** BEGIN **

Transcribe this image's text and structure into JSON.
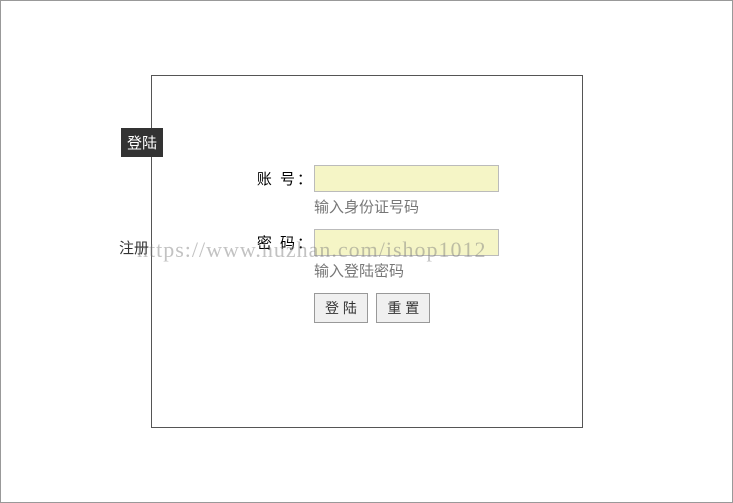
{
  "tabs": {
    "login": "登陆",
    "register": "注册"
  },
  "form": {
    "account": {
      "label": "账 号：",
      "value": "",
      "hint": "输入身份证号码"
    },
    "password": {
      "label": "密 码：",
      "value": "",
      "hint": "输入登陆密码"
    }
  },
  "buttons": {
    "submit": "登 陆",
    "reset": "重 置"
  },
  "watermark": "https://www.huzhan.com/ishop1012"
}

** END **

## WHAT YOU SHOULD DO:
Your copy of the data above should match it exactly, except that pictures are left out.

## EXERCISE RESPONSE:
Transcribe this image's text and structure into JSON.
{
  "tabs": {
    "login": "登陆",
    "register": "注册"
  },
  "form": {
    "account": {
      "label": "账 号：",
      "value": "",
      "hint": "输入身份证号码"
    },
    "password": {
      "label": "密 码：",
      "value": "",
      "hint": "输入登陆密码"
    }
  },
  "buttons": {
    "submit": "登 陆",
    "reset": "重 置"
  },
  "watermark": "https://www.huzhan.com/ishop1012"
}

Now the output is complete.